## STATED PROBLEM
Output each line exactly as it appears, skipping any embedded picture.
** BEGIN PROVIDED INFORMATION **
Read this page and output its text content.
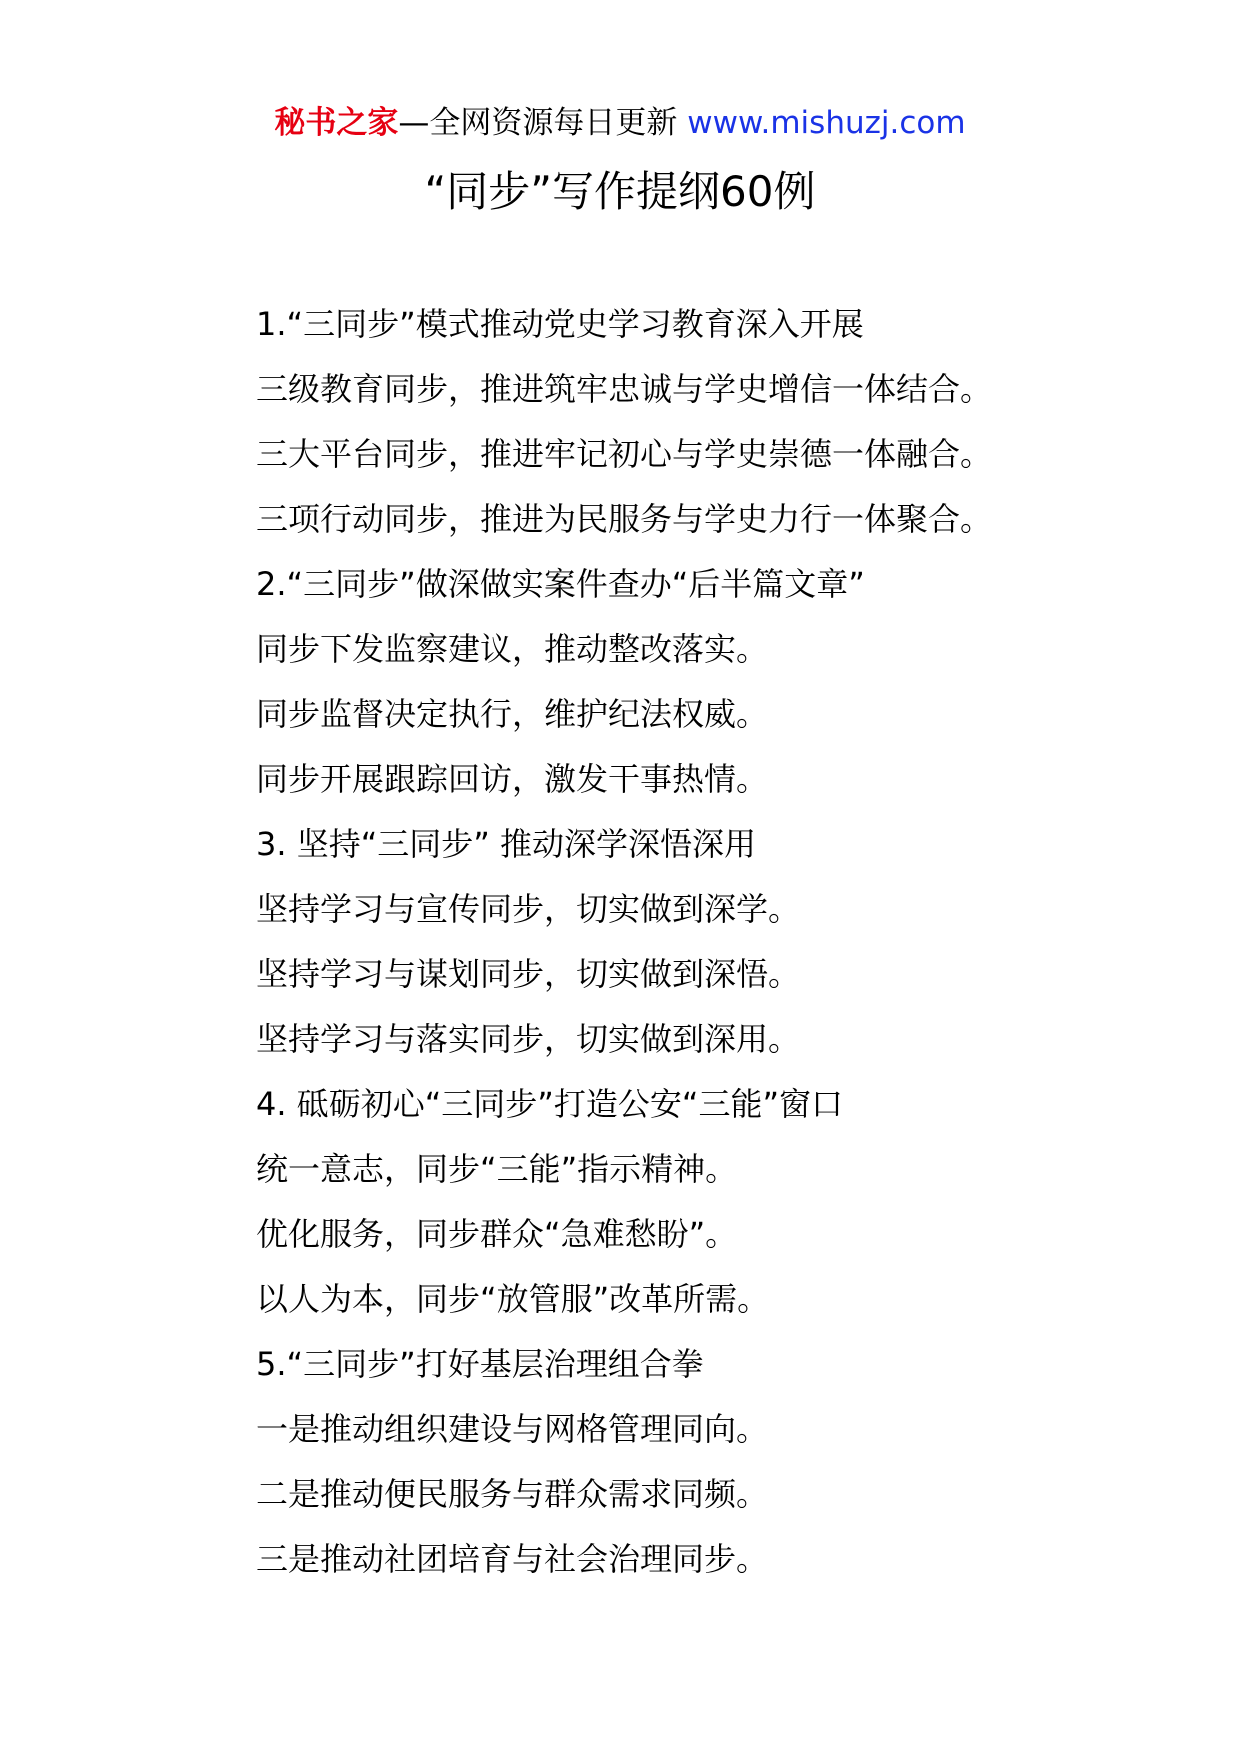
秘书之家—全网资源每日更新 www.mishuzj.com
“同步”写作提纲60例
1.“三同步”模式推动党史学习教育深入开展
三级教育同步，推进筑牢忠诚与学史增信一体结合。
三大平台同步，推进牢记初心与学史崇德一体融合。
三项行动同步，推进为民服务与学史力行一体聚合。
2.“三同步”做深做实案件查办“后半篇文章”
同步下发监察建议，推动整改落实。
同步监督决定执行，维护纪法权威。
同步开展跟踪回访，激发干事热情。
3. 坚持“三同步” 推动深学深悟深用
坚持学习与宣传同步，切实做到深学。
坚持学习与谋划同步，切实做到深悟。
坚持学习与落实同步，切实做到深用。
4. 砥砺初心“三同步”打造公安“三能”窗口
统一意志，同步“三能”指示精神。
优化服务，同步群众“急难愁盼”。
以人为本，同步“放管服”改革所需。
5.“三同步”打好基层治理组合拳
一是推动组织建设与网格管理同向。
二是推动便民服务与群众需求同频。
三是推动社团培育与社会治理同步。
** END PROVIDED INFORMATION **
## RESPONSE
Read this page and output its text content.
秘书之家—全网资源每日更新 www.mishuzj.com
“同步”写作提纲60例
1.“三同步”模式推动党史学习教育深入开展
三级教育同步，推进筑牢忠诚与学史增信一体结合。
三大平台同步，推进牢记初心与学史崇德一体融合。
三项行动同步，推进为民服务与学史力行一体聚合。
2.“三同步”做深做实案件查办“后半篇文章”
同步下发监察建议，推动整改落实。
同步监督决定执行，维护纪法权威。
同步开展跟踪回访，激发干事热情。
3. 坚持“三同步” 推动深学深悟深用
坚持学习与宣传同步，切实做到深学。
坚持学习与谋划同步，切实做到深悟。
坚持学习与落实同步，切实做到深用。
4. 砥砺初心“三同步”打造公安“三能”窗口
统一意志，同步“三能”指示精神。
优化服务，同步群众“急难愁盼”。
以人为本，同步“放管服”改革所需。
5.“三同步”打好基层治理组合拳
一是推动组织建设与网格管理同向。
二是推动便民服务与群众需求同频。
三是推动社团培育与社会治理同步。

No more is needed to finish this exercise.